_WORK REQUIRED_
Return the number of lines in which the word "mountain" appears; add nothing else.

>> begin DATA FOR THIS TASK

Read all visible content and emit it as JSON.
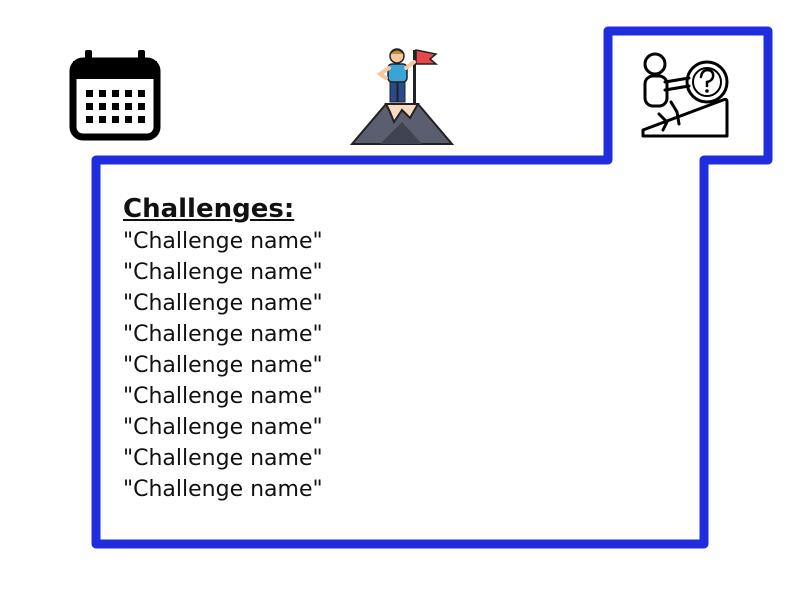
{
  "tabs": [
    {
      "name": "calendar",
      "icon": "calendar-icon"
    },
    {
      "name": "goal",
      "icon": "mountain-summit-flag-icon"
    },
    {
      "name": "challenges",
      "icon": "person-pushing-boulder-uphill-icon",
      "selected": true
    }
  ],
  "panel": {
    "title": "Challenges:",
    "items": [
      "\"Challenge name\"",
      "\"Challenge name\"",
      "\"Challenge name\"",
      "\"Challenge name\"",
      "\"Challenge name\"",
      "\"Challenge name\"",
      "\"Challenge name\"",
      "\"Challenge name\"",
      "\"Challenge name\""
    ]
  },
  "colors": {
    "active_tab_border": "#1f2ce0",
    "text": "#111111",
    "flag": "#e8474a",
    "mountain": "#5a5e6e",
    "snow": "#f6dcc0",
    "shirt": "#3aa3d8"
  }
}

>> end DATA FOR THIS TASK

_SOLUTION TO THIS PROBLEM_
2